(Excerpts from a figure dataset)
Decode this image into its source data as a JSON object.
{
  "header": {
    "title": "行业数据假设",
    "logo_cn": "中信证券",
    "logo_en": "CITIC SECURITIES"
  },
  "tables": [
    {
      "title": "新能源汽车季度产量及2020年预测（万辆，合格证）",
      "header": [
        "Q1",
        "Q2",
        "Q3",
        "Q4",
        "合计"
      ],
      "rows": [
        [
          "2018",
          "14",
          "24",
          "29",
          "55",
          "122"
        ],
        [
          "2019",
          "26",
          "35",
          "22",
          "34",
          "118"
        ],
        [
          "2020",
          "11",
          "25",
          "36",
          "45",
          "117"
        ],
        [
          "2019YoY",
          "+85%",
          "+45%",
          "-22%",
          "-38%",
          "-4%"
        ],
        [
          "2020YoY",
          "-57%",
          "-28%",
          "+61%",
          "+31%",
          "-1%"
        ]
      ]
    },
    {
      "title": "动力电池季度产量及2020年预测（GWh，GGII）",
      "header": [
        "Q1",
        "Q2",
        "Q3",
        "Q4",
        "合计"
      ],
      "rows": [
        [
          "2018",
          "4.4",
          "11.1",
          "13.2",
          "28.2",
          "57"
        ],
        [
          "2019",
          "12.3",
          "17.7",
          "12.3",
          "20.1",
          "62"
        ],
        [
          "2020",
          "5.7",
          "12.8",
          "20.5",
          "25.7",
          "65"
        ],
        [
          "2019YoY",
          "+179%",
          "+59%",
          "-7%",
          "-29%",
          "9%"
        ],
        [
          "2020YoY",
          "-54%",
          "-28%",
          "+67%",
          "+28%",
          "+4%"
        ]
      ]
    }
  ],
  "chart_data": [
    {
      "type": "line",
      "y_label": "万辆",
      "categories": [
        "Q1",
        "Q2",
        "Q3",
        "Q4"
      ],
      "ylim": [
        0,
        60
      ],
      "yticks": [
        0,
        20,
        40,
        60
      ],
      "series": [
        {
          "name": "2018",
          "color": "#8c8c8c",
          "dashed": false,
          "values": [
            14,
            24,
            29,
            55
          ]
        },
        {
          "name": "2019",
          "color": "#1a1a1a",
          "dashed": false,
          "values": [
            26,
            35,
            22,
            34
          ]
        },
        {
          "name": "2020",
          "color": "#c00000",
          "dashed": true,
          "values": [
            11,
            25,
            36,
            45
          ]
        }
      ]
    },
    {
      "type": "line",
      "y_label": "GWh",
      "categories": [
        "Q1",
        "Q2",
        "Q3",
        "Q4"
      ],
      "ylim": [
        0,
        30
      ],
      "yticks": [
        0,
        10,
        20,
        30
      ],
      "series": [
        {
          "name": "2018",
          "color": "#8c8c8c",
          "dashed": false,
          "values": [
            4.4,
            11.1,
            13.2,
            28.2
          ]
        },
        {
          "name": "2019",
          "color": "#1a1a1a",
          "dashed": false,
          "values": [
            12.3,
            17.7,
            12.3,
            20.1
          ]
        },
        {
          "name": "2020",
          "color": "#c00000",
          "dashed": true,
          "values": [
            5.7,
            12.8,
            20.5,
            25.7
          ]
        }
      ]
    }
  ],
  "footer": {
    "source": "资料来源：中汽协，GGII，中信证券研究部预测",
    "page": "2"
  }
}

> _STATED GOAL_:
Write out every entry again, keeping each line exactly the same.

> _TASK SOLUTION_:
Decode this image into its source data as a JSON object.
{
  "header": {
    "title": "行业数据假设",
    "logo_cn": "中信证券",
    "logo_en": "CITIC SECURITIES"
  },
  "tables": [
    {
      "title": "新能源汽车季度产量及2020年预测（万辆，合格证）",
      "header": [
        "Q1",
        "Q2",
        "Q3",
        "Q4",
        "合计"
      ],
      "rows": [
        [
          "2018",
          "14",
          "24",
          "29",
          "55",
          "122"
        ],
        [
          "2019",
          "26",
          "35",
          "22",
          "34",
          "118"
        ],
        [
          "2020",
          "11",
          "25",
          "36",
          "45",
          "117"
        ],
        [
          "2019YoY",
          "+85%",
          "+45%",
          "-22%",
          "-38%",
          "-4%"
        ],
        [
          "2020YoY",
          "-57%",
          "-28%",
          "+61%",
          "+31%",
          "-1%"
        ]
      ]
    },
    {
      "title": "动力电池季度产量及2020年预测（GWh，GGII）",
      "header": [
        "Q1",
        "Q2",
        "Q3",
        "Q4",
        "合计"
      ],
      "rows": [
        [
          "2018",
          "4.4",
          "11.1",
          "13.2",
          "28.2",
          "57"
        ],
        [
          "2019",
          "12.3",
          "17.7",
          "12.3",
          "20.1",
          "62"
        ],
        [
          "2020",
          "5.7",
          "12.8",
          "20.5",
          "25.7",
          "65"
        ],
        [
          "2019YoY",
          "+179%",
          "+59%",
          "-7%",
          "-29%",
          "9%"
        ],
        [
          "2020YoY",
          "-54%",
          "-28%",
          "+67%",
          "+28%",
          "+4%"
        ]
      ]
    }
  ],
  "chart_data": [
    {
      "type": "line",
      "y_label": "万辆",
      "categories": [
        "Q1",
        "Q2",
        "Q3",
        "Q4"
      ],
      "ylim": [
        0,
        60
      ],
      "yticks": [
        0,
        20,
        40,
        60
      ],
      "series": [
        {
          "name": "2018",
          "color": "#8c8c8c",
          "dashed": false,
          "values": [
            14,
            24,
            29,
            55
          ]
        },
        {
          "name": "2019",
          "color": "#1a1a1a",
          "dashed": false,
          "values": [
            26,
            35,
            22,
            34
          ]
        },
        {
          "name": "2020",
          "color": "#c00000",
          "dashed": true,
          "values": [
            11,
            25,
            36,
            45
          ]
        }
      ]
    },
    {
      "type": "line",
      "y_label": "GWh",
      "categories": [
        "Q1",
        "Q2",
        "Q3",
        "Q4"
      ],
      "ylim": [
        0,
        30
      ],
      "yticks": [
        0,
        10,
        20,
        30
      ],
      "series": [
        {
          "name": "2018",
          "color": "#8c8c8c",
          "dashed": false,
          "values": [
            4.4,
            11.1,
            13.2,
            28.2
          ]
        },
        {
          "name": "2019",
          "color": "#1a1a1a",
          "dashed": false,
          "values": [
            12.3,
            17.7,
            12.3,
            20.1
          ]
        },
        {
          "name": "2020",
          "color": "#c00000",
          "dashed": true,
          "values": [
            5.7,
            12.8,
            20.5,
            25.7
          ]
        }
      ]
    }
  ],
  "footer": {
    "source": "资料来源：中汽协，GGII，中信证券研究部预测",
    "page": "2"
  }
}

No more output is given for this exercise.